| What to do |
Write out each line from the data below that includes the word "Precision".

| Task input |
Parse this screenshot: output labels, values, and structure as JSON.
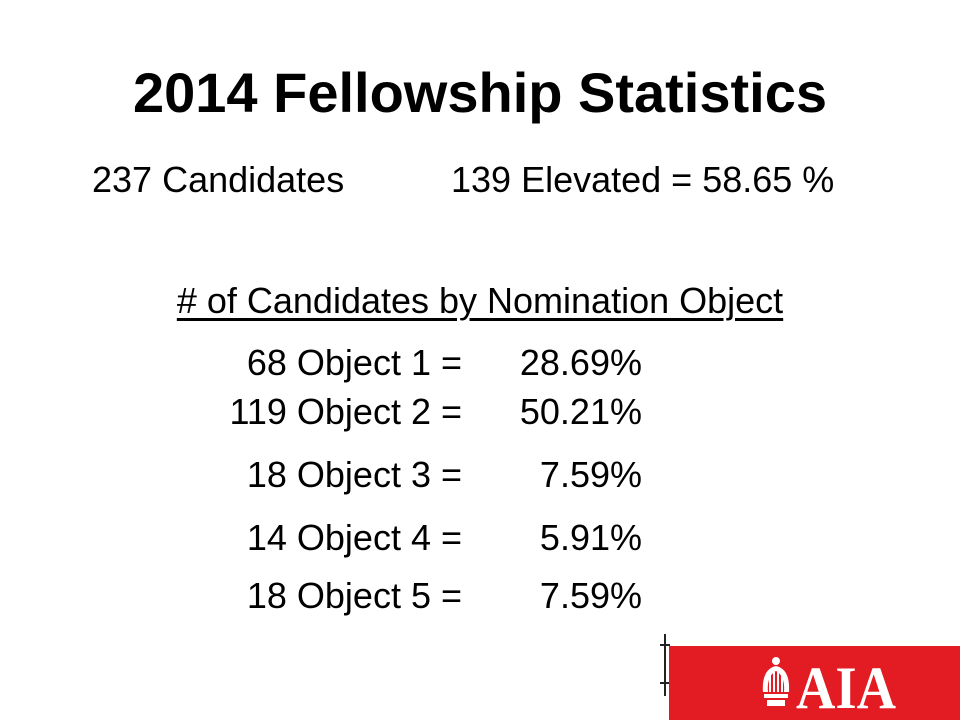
{
  "slide": {
    "title": "2014 Fellowship Statistics",
    "summary": {
      "candidates": "237 Candidates",
      "elevated": "139 Elevated = 58.65 %"
    },
    "subheading": "# of Candidates by Nomination Object",
    "rows": [
      {
        "label": "68 Object 1 =",
        "pct": "28.69%"
      },
      {
        "label": "119 Object 2 =",
        "pct": "50.21%"
      },
      {
        "label": "18 Object 3 =",
        "pct": "7.59%"
      },
      {
        "label": "14 Object 4 =",
        "pct": "5.91%"
      },
      {
        "label": "18 Object 5 =",
        "pct": "7.59%"
      }
    ]
  },
  "footer": {
    "logo_text": "AIA",
    "logo_icon": "eagle-emblem-icon",
    "bar_color": "#e31b23"
  }
}
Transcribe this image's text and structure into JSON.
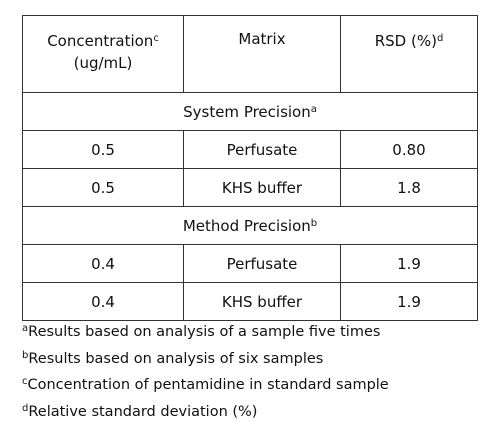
{
  "table": {
    "header": [
      {
        "label": "Concentration",
        "note": "c",
        "unit": "(ug/mL)"
      },
      {
        "label": "Matrix"
      },
      {
        "label": "RSD (%)",
        "note": "d"
      }
    ],
    "sections": [
      {
        "title": "System Precision",
        "note": "a",
        "rows": [
          [
            "0.5",
            "Perfusate",
            "0.80"
          ],
          [
            "0.5",
            "KHS buffer",
            "1.8"
          ]
        ]
      },
      {
        "title": "Method Precision",
        "note": "b",
        "rows": [
          [
            "0.4",
            "Perfusate",
            "1.9"
          ],
          [
            "0.4",
            "KHS buffer",
            "1.9"
          ]
        ]
      }
    ]
  },
  "footnotes": [
    {
      "mark": "a",
      "text": "Results based on analysis of a sample five times"
    },
    {
      "mark": "b",
      "text": "Results based on analysis of six samples"
    },
    {
      "mark": "c",
      "text": "Concentration of pentamidine in standard sample"
    },
    {
      "mark": "d",
      "text": "Relative standard deviation (%)"
    }
  ]
}
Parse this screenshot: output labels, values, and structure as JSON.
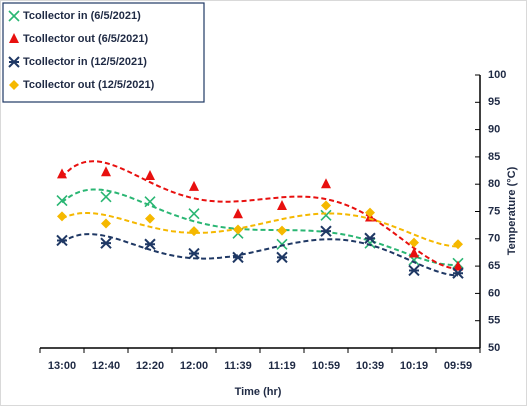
{
  "chart_data": {
    "type": "line",
    "x_label": "Time (hr)",
    "y_label": "Temperature (°C)",
    "categories": [
      "13:00",
      "12:40",
      "12:20",
      "12:00",
      "11:39",
      "11:19",
      "10:59",
      "10:39",
      "10:19",
      "09:59"
    ],
    "ylim": [
      50,
      100
    ],
    "yticks": [
      50,
      55,
      60,
      65,
      70,
      75,
      80,
      85,
      90,
      95,
      100
    ],
    "y_axis_side": "right",
    "series": [
      {
        "name": "Tcollector in (6/5/2021)",
        "color": "#2ab673",
        "marker": "x",
        "values": [
          77.0,
          77.7,
          76.8,
          74.6,
          71.0,
          69.0,
          74.3,
          69.2,
          66.1,
          65.5
        ]
      },
      {
        "name": "Tcollector out (6/5/2021)",
        "color": "#e8100f",
        "marker": "triangle",
        "values": [
          81.8,
          82.2,
          81.5,
          79.5,
          74.5,
          76.0,
          80.0,
          73.9,
          67.3,
          64.9
        ]
      },
      {
        "name": "Tcollector in (12/5/2021)",
        "color": "#1f3864",
        "marker": "asterisk",
        "values": [
          69.7,
          69.2,
          69.0,
          67.3,
          66.6,
          66.6,
          71.4,
          70.1,
          64.2,
          63.7
        ]
      },
      {
        "name": "Tcollector out (12/5/2021)",
        "color": "#f5b800",
        "marker": "diamond",
        "values": [
          74.1,
          72.8,
          73.7,
          71.4,
          71.7,
          71.5,
          76.1,
          74.8,
          69.3,
          69.0
        ]
      }
    ]
  }
}
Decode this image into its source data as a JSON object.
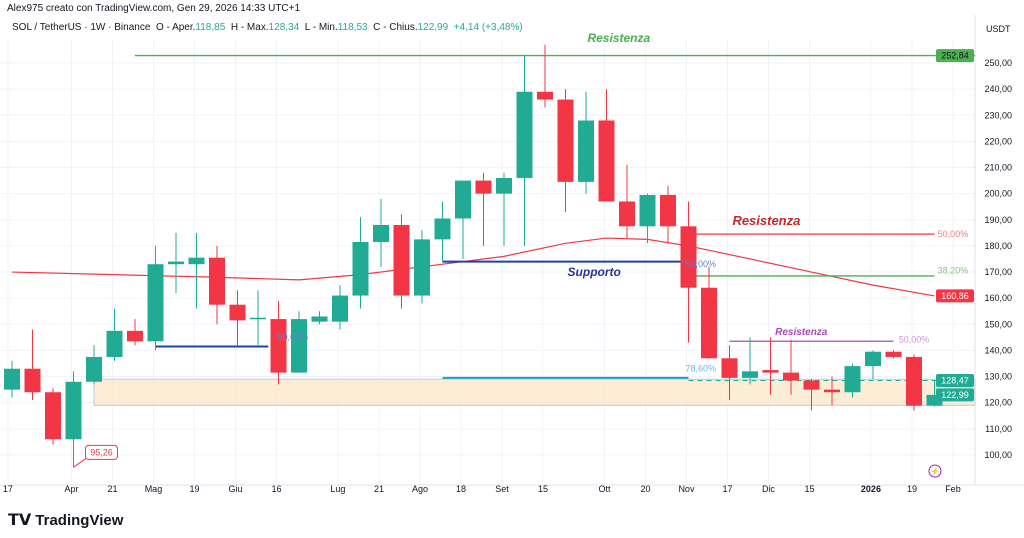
{
  "header": {
    "credit": "Alex975 creato con TradingView.com, Gen 29, 2026 14:33 UTC+1",
    "symbol": "SOL / TetherUS · 1W · Binance",
    "o_label": "O - Aper.",
    "o": "118,85",
    "h_label": "H - Max.",
    "h": "128,34",
    "l_label": "L - Min.",
    "l": "118,53",
    "c_label": "C - Chius.",
    "c": "122,99",
    "change": "+4,14 (+3,48%)"
  },
  "axis": {
    "unit": "USDT",
    "ticks": [
      100,
      110,
      120,
      130,
      140,
      150,
      160,
      170,
      180,
      190,
      200,
      210,
      220,
      230,
      240,
      250
    ],
    "badges": [
      {
        "text": "252,84",
        "value": 252.84,
        "color": "#4caf50"
      },
      {
        "text": "160,86",
        "value": 160.86,
        "color": "#f23645"
      },
      {
        "text": "128,47",
        "value": 128.47,
        "color": "#22ab94"
      },
      {
        "text": "122,99",
        "value": 122.99,
        "color": "#22ab94"
      }
    ]
  },
  "time_labels": [
    {
      "t": "17",
      "i": -0.2
    },
    {
      "t": "Apr",
      "i": 2.9
    },
    {
      "t": "21",
      "i": 4.9
    },
    {
      "t": "Mag",
      "i": 6.9
    },
    {
      "t": "19",
      "i": 8.9
    },
    {
      "t": "Giu",
      "i": 10.9
    },
    {
      "t": "16",
      "i": 12.9
    },
    {
      "t": "Lug",
      "i": 15.9
    },
    {
      "t": "21",
      "i": 17.9
    },
    {
      "t": "Ago",
      "i": 19.9
    },
    {
      "t": "18",
      "i": 21.9
    },
    {
      "t": "Set",
      "i": 23.9
    },
    {
      "t": "15",
      "i": 25.9
    },
    {
      "t": "Ott",
      "i": 28.9
    },
    {
      "t": "20",
      "i": 30.9
    },
    {
      "t": "Nov",
      "i": 32.9
    },
    {
      "t": "17",
      "i": 34.9
    },
    {
      "t": "Dic",
      "i": 36.9
    },
    {
      "t": "15",
      "i": 38.9
    },
    {
      "t": "2026",
      "i": 41.9,
      "bold": true
    },
    {
      "t": "19",
      "i": 43.9
    },
    {
      "t": "Feb",
      "i": 45.9
    }
  ],
  "colors": {
    "up": "#22ab94",
    "down": "#f23645",
    "ma": "#f23645"
  },
  "chart_data": {
    "type": "candlestick",
    "ohlc": [
      [
        125,
        136,
        122,
        133
      ],
      [
        133,
        148,
        121,
        124
      ],
      [
        124,
        125.5,
        104,
        106
      ],
      [
        106,
        132,
        95.26,
        128
      ],
      [
        128,
        142,
        127,
        137.5
      ],
      [
        137.5,
        156,
        136,
        147.5
      ],
      [
        147.5,
        152,
        142,
        143.5
      ],
      [
        143.5,
        180,
        140,
        173
      ],
      [
        173,
        185,
        162,
        174
      ],
      [
        173,
        185,
        156,
        175.5
      ],
      [
        175.5,
        180,
        150,
        157.5
      ],
      [
        157.5,
        163,
        142,
        151.5
      ],
      [
        152.5,
        163,
        142,
        152.5
      ],
      [
        152,
        159,
        127,
        131.5
      ],
      [
        131.5,
        155,
        131.5,
        152
      ],
      [
        151,
        155,
        150,
        153
      ],
      [
        151,
        165,
        148,
        161
      ],
      [
        161,
        191,
        156,
        181.5
      ],
      [
        181.5,
        198,
        172,
        188
      ],
      [
        188,
        192,
        156,
        161
      ],
      [
        161,
        186,
        158,
        182.5
      ],
      [
        182.5,
        197,
        174,
        190.5
      ],
      [
        190.5,
        204,
        175,
        205
      ],
      [
        205,
        208,
        180,
        200
      ],
      [
        200,
        208,
        180,
        206
      ],
      [
        206,
        253,
        180,
        239
      ],
      [
        239,
        257,
        233,
        236
      ],
      [
        236,
        240,
        193,
        204.5
      ],
      [
        204.5,
        239,
        200,
        228
      ],
      [
        228,
        240,
        197,
        197
      ],
      [
        197,
        211,
        183,
        187.5
      ],
      [
        187.5,
        200,
        181,
        199.5
      ],
      [
        199.5,
        203,
        181,
        187.5
      ],
      [
        187.5,
        197,
        143,
        164
      ],
      [
        164,
        172,
        138,
        137
      ],
      [
        137,
        142,
        121,
        129.5
      ],
      [
        129.5,
        145,
        127,
        132
      ],
      [
        132.5,
        145,
        123,
        131.5
      ],
      [
        131.5,
        144,
        123,
        128.5
      ],
      [
        128.5,
        129,
        117,
        125
      ],
      [
        125,
        130,
        119,
        124
      ],
      [
        124,
        135,
        122,
        134
      ],
      [
        134,
        140,
        129,
        139.5
      ],
      [
        139.5,
        140,
        137,
        137.5
      ],
      [
        137.5,
        138.5,
        117,
        118.85
      ],
      [
        118.85,
        128.34,
        118.53,
        122.99
      ]
    ],
    "ma": [
      [
        0,
        170
      ],
      [
        5,
        169
      ],
      [
        10,
        168
      ],
      [
        14,
        167
      ],
      [
        17,
        169
      ],
      [
        20,
        172
      ],
      [
        24,
        176
      ],
      [
        27,
        181
      ],
      [
        29,
        183
      ],
      [
        31,
        182.5
      ],
      [
        33,
        180
      ],
      [
        36,
        175
      ],
      [
        39,
        170
      ],
      [
        42,
        165
      ],
      [
        45,
        160.86
      ]
    ]
  },
  "annotations": [
    {
      "text": "Resistenza",
      "price": 258,
      "i": 29.6,
      "color": "#4caf50",
      "size": 12
    },
    {
      "text": "Resistenza",
      "price": 188,
      "i": 36.8,
      "color": "#c62828",
      "size": 13,
      "bold": true
    },
    {
      "text": "Supporto",
      "price": 168.5,
      "i": 28.4,
      "color": "#283593",
      "size": 12
    },
    {
      "text": "Resistenza",
      "price": 146,
      "i": 38.5,
      "color": "#ab47bc",
      "size": 10
    },
    {
      "text": "50,00%",
      "price": 183.5,
      "i": 45.9,
      "color": "#f77c80",
      "size": 9
    },
    {
      "text": "38,20%",
      "price": 169.5,
      "i": 45.9,
      "color": "#81c784",
      "size": 9
    },
    {
      "text": "50,00%",
      "price": 172,
      "i": 33.6,
      "color": "#5b7fd6",
      "size": 9
    },
    {
      "text": "50,00%",
      "price": 143,
      "i": 44,
      "color": "#ce93d8",
      "size": 9
    },
    {
      "text": "50,00%",
      "price": 144,
      "i": 13.7,
      "color": "#5b7fd6",
      "size": 9
    },
    {
      "text": "78,60%",
      "price": 132,
      "i": 33.6,
      "color": "#64b5f6",
      "size": 9
    }
  ],
  "low_label": "95,26",
  "lines": [
    {
      "p": 252.84,
      "a": 6,
      "b": 47.6,
      "c": "#4caf50"
    },
    {
      "p": 184.5,
      "a": 33,
      "b": 45,
      "c": "#f23645"
    },
    {
      "p": 168.5,
      "a": 33,
      "b": 45,
      "c": "#4caf50"
    },
    {
      "p": 174,
      "a": 21,
      "b": 33,
      "c": "#1e40af",
      "w": 2
    },
    {
      "p": 143.5,
      "a": 35,
      "b": 43,
      "c": "#ab47bc"
    },
    {
      "p": 141.5,
      "a": 7,
      "b": 12.5,
      "c": "#1e40af",
      "w": 2
    },
    {
      "p": 129.5,
      "a": 21,
      "b": 33,
      "c": "#26a0b4",
      "w": 2
    }
  ],
  "logo": "TradingView"
}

| Response to this exercise |
        "title": "System Precision",
        "title": "Method Precision",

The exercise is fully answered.